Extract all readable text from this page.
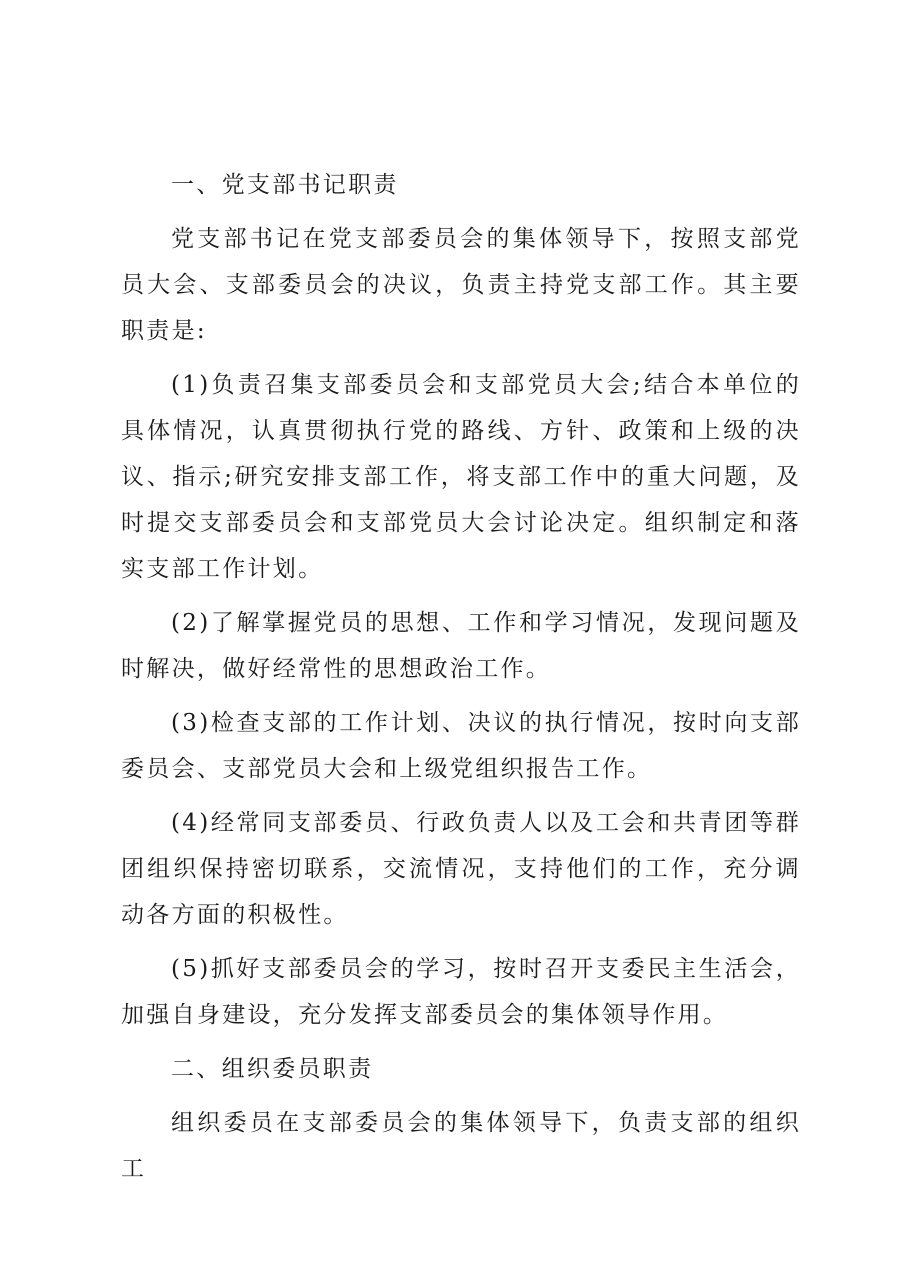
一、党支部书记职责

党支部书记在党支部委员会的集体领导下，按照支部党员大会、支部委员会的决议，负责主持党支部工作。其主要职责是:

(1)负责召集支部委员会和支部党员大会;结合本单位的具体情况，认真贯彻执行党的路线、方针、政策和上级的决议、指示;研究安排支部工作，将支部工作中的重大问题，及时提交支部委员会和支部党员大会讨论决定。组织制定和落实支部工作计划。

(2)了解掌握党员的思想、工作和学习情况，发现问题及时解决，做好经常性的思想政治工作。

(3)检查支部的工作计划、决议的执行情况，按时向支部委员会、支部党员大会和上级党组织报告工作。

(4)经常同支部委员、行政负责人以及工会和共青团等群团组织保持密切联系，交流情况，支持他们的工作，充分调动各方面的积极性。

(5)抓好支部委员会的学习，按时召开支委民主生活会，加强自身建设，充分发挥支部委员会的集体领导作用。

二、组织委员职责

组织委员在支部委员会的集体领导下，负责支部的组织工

• • •

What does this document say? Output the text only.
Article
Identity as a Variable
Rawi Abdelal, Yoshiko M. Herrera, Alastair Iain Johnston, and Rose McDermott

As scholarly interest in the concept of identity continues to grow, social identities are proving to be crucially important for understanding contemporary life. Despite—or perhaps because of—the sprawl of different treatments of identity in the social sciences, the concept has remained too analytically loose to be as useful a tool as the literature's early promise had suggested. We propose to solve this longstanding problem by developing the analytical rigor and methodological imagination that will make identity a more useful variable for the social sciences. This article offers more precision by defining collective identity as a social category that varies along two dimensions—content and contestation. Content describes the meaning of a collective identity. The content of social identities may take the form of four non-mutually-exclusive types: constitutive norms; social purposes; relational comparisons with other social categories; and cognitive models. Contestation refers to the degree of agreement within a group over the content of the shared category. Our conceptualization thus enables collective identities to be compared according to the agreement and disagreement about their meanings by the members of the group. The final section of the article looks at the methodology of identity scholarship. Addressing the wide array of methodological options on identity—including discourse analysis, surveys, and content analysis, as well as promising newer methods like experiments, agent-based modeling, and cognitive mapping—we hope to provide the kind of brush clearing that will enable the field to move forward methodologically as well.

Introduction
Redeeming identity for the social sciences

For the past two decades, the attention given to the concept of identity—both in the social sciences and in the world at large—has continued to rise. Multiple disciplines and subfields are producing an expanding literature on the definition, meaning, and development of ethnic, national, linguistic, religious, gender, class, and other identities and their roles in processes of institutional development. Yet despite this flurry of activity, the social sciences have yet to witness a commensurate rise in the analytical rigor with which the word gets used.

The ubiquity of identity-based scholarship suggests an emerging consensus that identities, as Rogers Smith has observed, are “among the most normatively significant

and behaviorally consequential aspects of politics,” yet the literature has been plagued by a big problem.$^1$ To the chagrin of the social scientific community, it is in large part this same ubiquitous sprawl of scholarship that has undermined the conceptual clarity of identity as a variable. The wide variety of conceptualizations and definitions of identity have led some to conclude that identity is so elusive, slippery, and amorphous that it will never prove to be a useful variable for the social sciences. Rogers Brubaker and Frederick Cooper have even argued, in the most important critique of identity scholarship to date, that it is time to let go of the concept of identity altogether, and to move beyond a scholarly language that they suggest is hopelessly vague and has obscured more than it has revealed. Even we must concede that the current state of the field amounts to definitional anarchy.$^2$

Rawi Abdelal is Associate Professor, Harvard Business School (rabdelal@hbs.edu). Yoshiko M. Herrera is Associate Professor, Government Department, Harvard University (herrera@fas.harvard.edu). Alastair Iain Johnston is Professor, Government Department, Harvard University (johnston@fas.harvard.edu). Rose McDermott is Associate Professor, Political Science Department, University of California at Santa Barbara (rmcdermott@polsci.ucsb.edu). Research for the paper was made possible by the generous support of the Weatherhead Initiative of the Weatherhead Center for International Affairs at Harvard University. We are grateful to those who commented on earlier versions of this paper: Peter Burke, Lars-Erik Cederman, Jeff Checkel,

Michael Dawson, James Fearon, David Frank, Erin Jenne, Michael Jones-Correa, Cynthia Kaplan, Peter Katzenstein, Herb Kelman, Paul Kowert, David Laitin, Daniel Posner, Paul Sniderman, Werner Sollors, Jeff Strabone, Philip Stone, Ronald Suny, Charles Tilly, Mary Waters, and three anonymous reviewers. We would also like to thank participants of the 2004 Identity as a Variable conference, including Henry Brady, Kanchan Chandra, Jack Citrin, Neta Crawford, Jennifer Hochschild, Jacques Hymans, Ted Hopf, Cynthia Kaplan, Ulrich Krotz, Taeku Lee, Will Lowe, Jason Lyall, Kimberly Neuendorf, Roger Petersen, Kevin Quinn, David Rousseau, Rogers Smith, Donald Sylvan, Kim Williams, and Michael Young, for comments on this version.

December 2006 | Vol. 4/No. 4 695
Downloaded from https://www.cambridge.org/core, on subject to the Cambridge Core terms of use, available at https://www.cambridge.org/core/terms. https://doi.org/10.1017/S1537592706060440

• • •

## Goal of the exercise
Go through the listing above line by line and say how many lines hold the word "Herrera". Reply with that number only.

## Solution to this task
2